GOAL:
Quote, word for word, the line containing "Convert this screenshot" and all lines that follow it to the end of the records, with no pictures.

Stored data entries
────

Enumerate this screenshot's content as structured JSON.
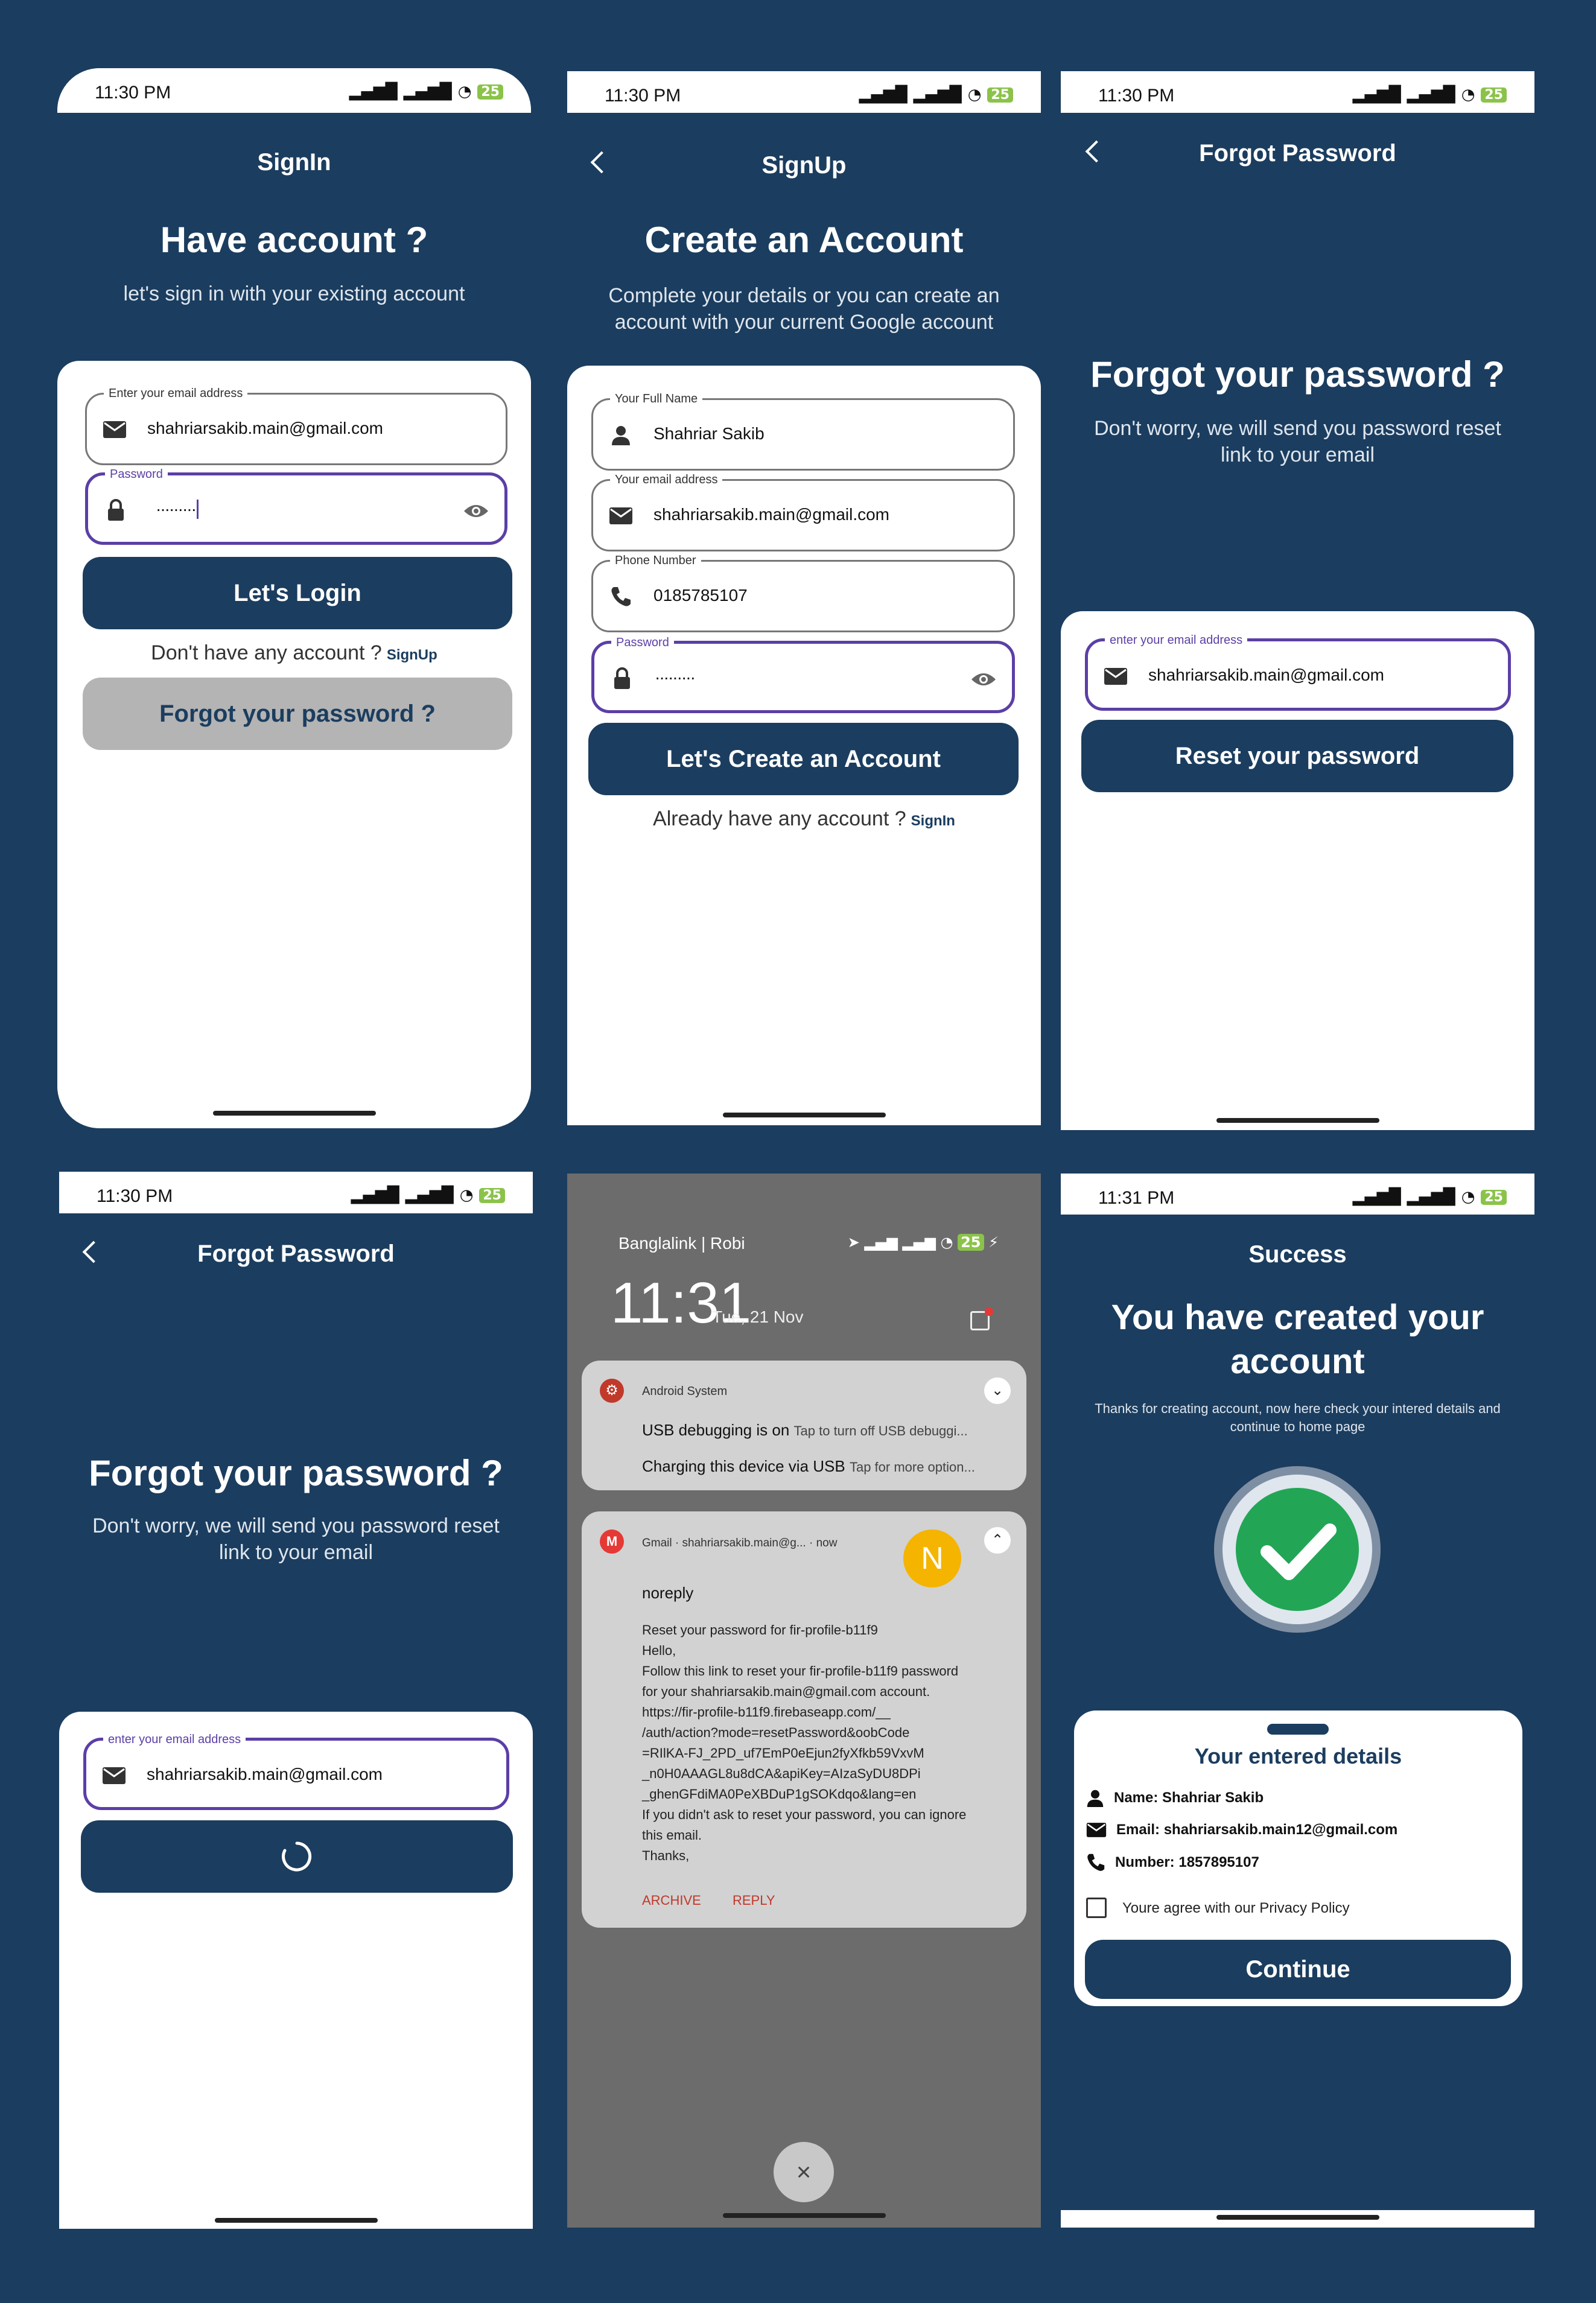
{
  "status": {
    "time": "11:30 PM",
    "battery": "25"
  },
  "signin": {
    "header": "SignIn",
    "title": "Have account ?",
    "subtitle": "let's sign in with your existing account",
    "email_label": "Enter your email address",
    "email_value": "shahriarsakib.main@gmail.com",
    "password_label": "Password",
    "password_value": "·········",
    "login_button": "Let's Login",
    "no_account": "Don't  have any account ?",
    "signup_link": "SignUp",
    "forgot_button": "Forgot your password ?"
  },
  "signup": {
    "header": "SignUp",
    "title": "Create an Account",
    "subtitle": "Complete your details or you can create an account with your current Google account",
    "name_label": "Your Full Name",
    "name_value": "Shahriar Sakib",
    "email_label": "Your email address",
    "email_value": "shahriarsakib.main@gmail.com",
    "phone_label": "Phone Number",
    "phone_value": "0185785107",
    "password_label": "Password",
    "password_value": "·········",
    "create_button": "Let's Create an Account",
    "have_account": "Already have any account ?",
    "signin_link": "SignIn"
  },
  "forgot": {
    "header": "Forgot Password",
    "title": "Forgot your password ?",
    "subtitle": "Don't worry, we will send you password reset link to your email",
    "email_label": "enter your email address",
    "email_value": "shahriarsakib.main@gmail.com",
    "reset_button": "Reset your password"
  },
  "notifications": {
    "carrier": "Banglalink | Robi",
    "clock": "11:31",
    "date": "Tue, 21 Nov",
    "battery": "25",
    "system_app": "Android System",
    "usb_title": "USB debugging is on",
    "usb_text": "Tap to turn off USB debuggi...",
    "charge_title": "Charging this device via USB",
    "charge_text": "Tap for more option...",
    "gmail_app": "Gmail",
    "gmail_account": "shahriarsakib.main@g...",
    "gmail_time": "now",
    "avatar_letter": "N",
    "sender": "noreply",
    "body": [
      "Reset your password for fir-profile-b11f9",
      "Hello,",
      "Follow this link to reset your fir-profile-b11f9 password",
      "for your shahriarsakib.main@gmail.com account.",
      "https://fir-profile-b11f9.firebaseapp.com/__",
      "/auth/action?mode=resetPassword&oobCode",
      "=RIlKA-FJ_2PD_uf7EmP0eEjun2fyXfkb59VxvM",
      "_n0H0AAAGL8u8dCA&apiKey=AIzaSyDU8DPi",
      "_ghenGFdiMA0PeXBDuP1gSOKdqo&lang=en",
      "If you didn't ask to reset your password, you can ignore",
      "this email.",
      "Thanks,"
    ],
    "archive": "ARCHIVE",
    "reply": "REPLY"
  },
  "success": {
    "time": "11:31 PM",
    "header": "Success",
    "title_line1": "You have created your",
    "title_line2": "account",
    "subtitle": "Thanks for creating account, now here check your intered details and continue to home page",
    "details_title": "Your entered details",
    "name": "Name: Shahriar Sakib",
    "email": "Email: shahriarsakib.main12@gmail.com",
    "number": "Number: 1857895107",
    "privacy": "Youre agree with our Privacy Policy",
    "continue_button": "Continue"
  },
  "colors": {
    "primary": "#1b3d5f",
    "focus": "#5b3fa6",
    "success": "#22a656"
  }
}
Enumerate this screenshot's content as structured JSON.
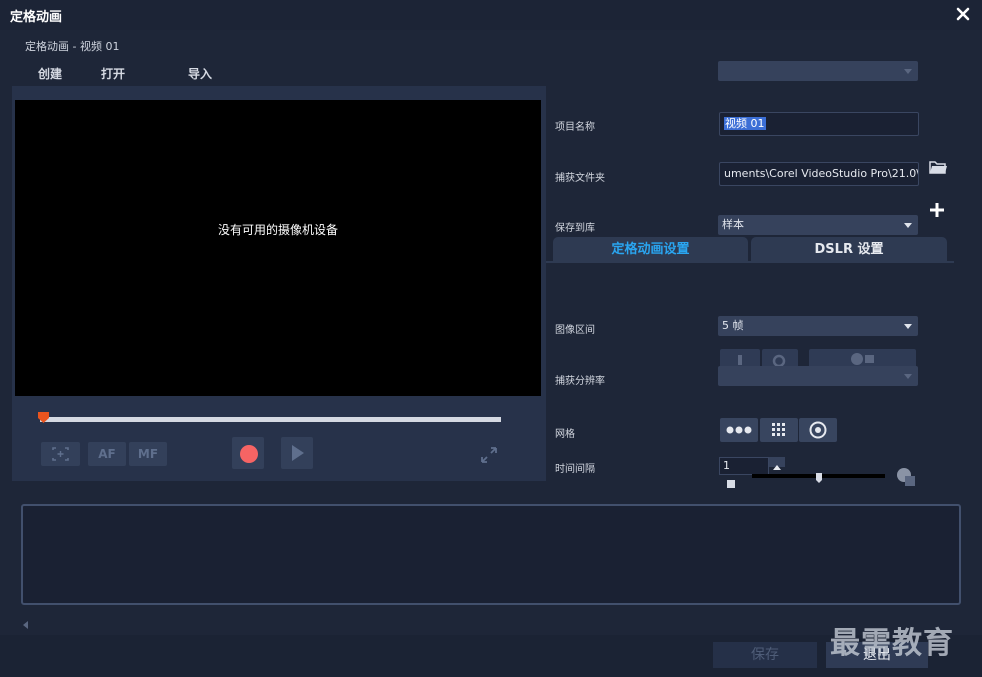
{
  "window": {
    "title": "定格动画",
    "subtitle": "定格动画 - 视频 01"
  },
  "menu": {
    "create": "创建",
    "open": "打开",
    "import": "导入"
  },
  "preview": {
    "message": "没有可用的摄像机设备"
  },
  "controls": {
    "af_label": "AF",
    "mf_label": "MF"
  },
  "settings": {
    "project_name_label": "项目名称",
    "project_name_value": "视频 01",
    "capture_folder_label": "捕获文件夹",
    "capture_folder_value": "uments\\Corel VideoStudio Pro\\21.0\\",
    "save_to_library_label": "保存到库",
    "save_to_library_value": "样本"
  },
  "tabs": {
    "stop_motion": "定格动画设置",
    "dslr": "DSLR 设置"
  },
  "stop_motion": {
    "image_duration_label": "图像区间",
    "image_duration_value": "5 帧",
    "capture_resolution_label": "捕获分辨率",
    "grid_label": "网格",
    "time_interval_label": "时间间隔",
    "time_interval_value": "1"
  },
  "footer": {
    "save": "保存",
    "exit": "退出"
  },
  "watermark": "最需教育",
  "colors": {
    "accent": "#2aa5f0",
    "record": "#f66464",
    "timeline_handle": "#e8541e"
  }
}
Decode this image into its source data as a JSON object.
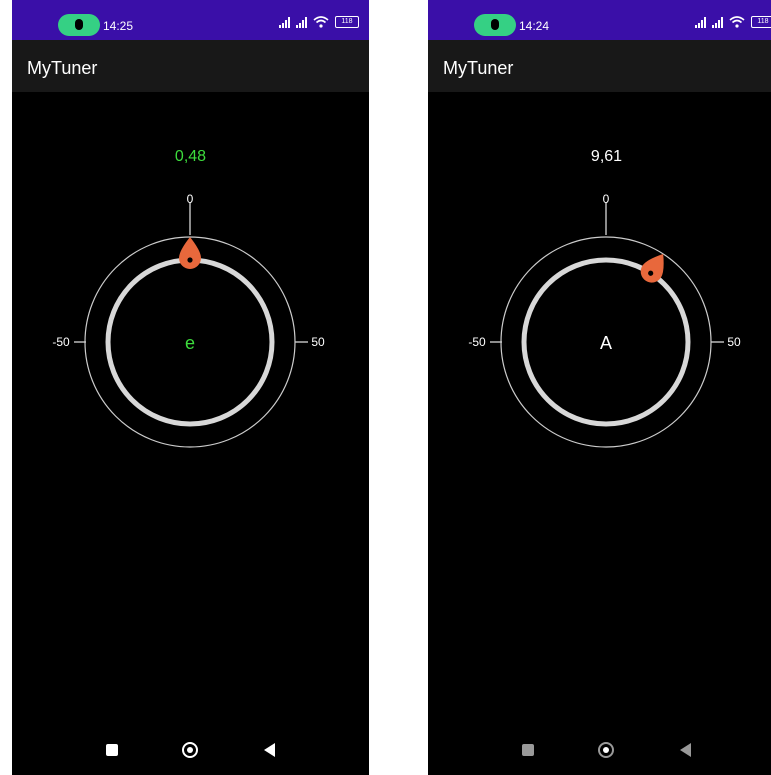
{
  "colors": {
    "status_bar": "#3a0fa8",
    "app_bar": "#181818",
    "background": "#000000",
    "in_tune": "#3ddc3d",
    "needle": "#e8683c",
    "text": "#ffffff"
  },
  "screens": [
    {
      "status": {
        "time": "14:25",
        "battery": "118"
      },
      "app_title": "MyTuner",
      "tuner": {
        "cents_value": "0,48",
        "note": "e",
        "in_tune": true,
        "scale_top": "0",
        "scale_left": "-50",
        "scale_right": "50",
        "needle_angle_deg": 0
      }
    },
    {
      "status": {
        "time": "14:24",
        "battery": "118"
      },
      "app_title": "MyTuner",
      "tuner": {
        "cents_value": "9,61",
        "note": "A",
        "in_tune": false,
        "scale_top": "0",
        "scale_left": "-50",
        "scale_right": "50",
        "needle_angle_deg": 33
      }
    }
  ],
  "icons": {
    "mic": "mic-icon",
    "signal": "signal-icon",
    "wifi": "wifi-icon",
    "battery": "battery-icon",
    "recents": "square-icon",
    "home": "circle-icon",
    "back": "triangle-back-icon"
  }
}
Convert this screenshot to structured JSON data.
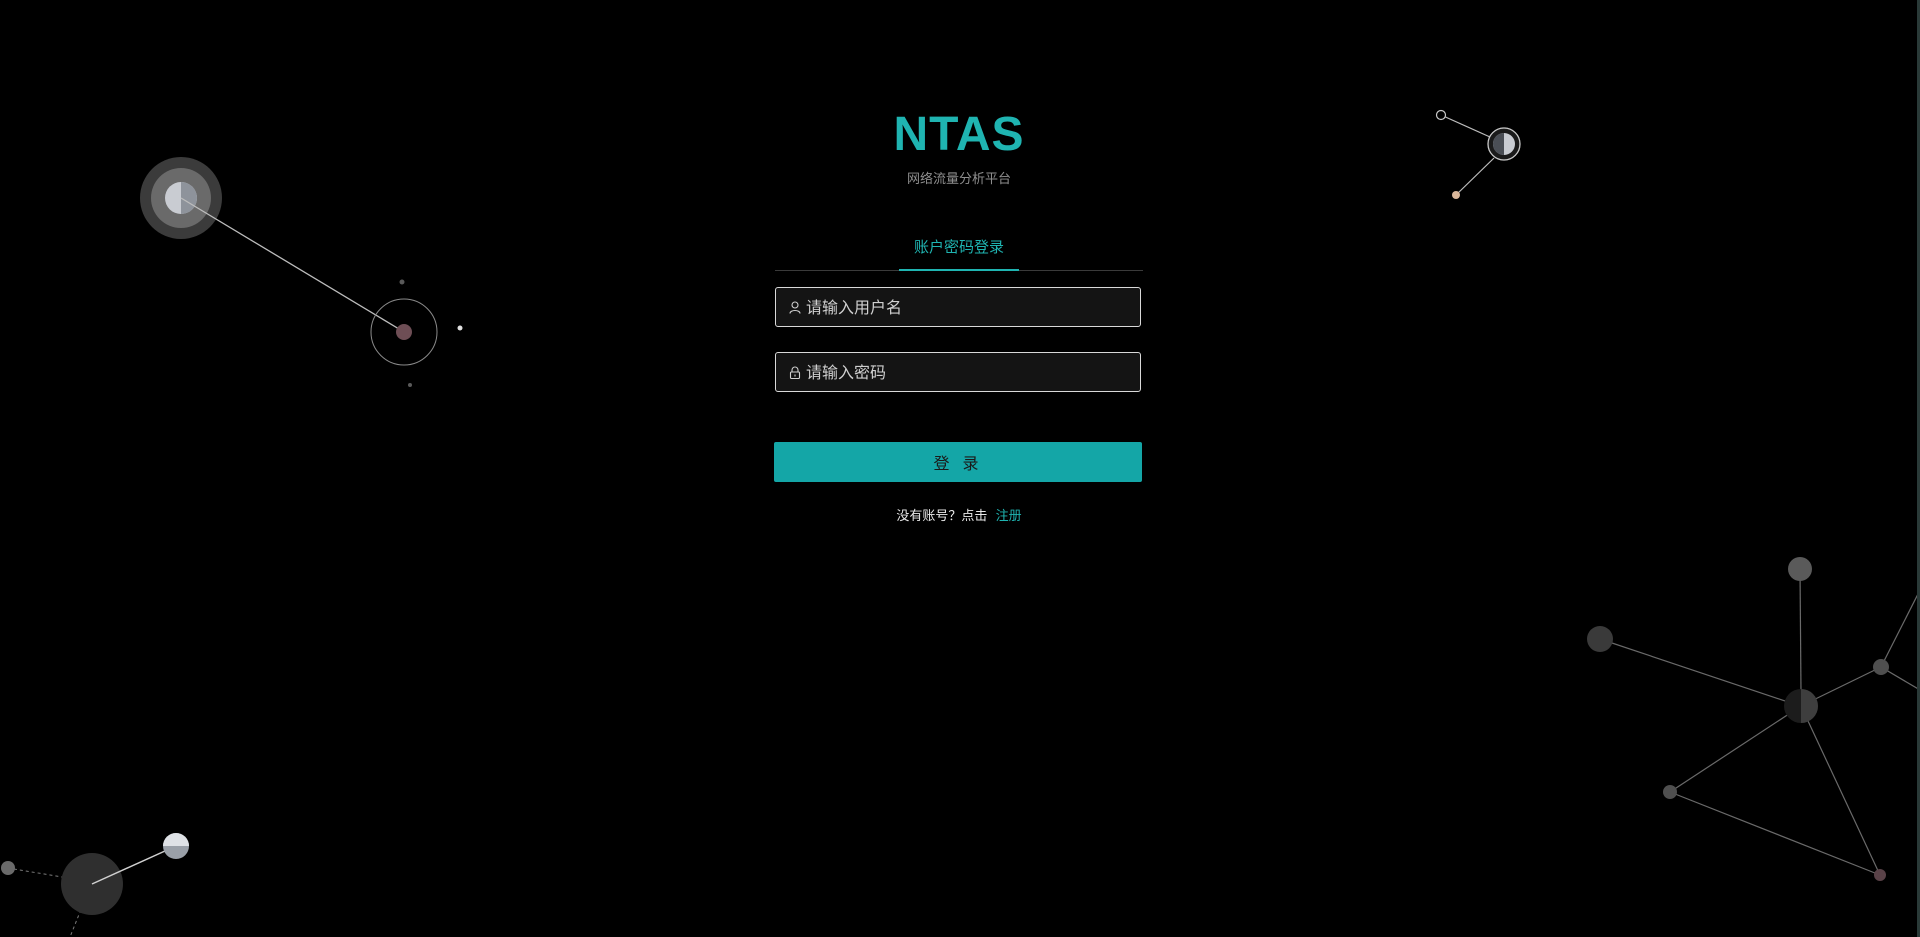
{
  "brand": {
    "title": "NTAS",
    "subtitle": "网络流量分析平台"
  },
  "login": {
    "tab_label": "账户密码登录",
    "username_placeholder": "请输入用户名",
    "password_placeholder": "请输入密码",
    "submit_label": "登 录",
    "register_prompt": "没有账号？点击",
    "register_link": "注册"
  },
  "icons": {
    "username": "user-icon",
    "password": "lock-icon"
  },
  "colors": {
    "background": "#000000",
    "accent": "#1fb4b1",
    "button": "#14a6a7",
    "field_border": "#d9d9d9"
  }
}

────

RESPONSE BELOW:
Convert this screenshot to structured JSON data.
{
  "brand": {
    "title": "NTAS",
    "subtitle": "网络流量分析平台"
  },
  "login": {
    "tab_label": "账户密码登录",
    "username_placeholder": "请输入用户名",
    "password_placeholder": "请输入密码",
    "submit_label": "登 录",
    "register_prompt": "没有账号？点击",
    "register_link": "注册"
  },
  "icons": {
    "username": "user-icon",
    "password": "lock-icon"
  },
  "colors": {
    "background": "#000000",
    "accent": "#1fb4b1",
    "button": "#14a6a7",
    "field_border": "#d9d9d9"
  }
}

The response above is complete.